- TEXT EXTRACT
Although he was relieved to get his car back, his struggles did not end there.

ALSO READ: Laws needed to regulate peer-to-peer rental business

He was asked by the Thai police to take the car to the police station first for processing.

“The policemen asked us to pick up the car at 8pm. When we went there at the appointed time, we were asked to pay RM3,000 as a gift that they called ‘wang satu hati’.”

Zack paid it but then found that his dashcam, spare tyres and car mats had been removed.

It is not just those who rent their vehicles out who have to cross the border to recover their vehicles.

Fatimah, 53, had parked her Toyota Hilux in front of her house at night. She learned the next morning that it had reached Narathiwat.

She lodged a police report that it was stolen but she claimed the police suspected her son, who was the last to use the car, of insurance fraud.

- GIVEN INSTRUCTION
Resume the news piece about Malaysian car owners recovering their vehicles from southern Thailand, writing on from its final sentence. The lines that come next have nothing to do with the work here.

- MATERIAL PROVIDED
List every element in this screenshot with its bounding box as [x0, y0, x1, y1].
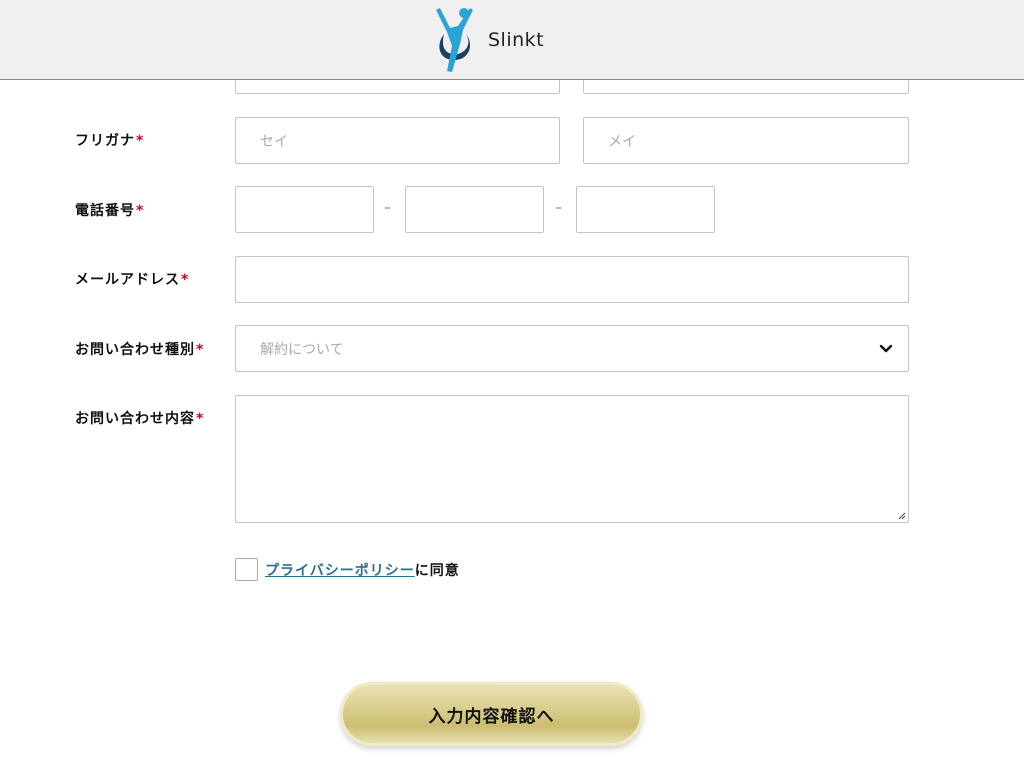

- TASK ANSWER
Four of her family members, including an acquaintance who can speak Thai, tracked the car down and found it parked at a house in Songkhla, behind the Sadao police station.

“My family members went there and found that the plate number had been changed. They had cut off our car radio antenna, thinking that it was the GPS tracker,” she said.

She too had to pay a “fee”. The acquaintance demanded RM10,000 as a gift and had threatened to sell off the car if it was not paid within 30 minutes.

Fatimah, from Ampang, Selangor, said she managed to raise the money with much difficulty and eventually got her vehicle home.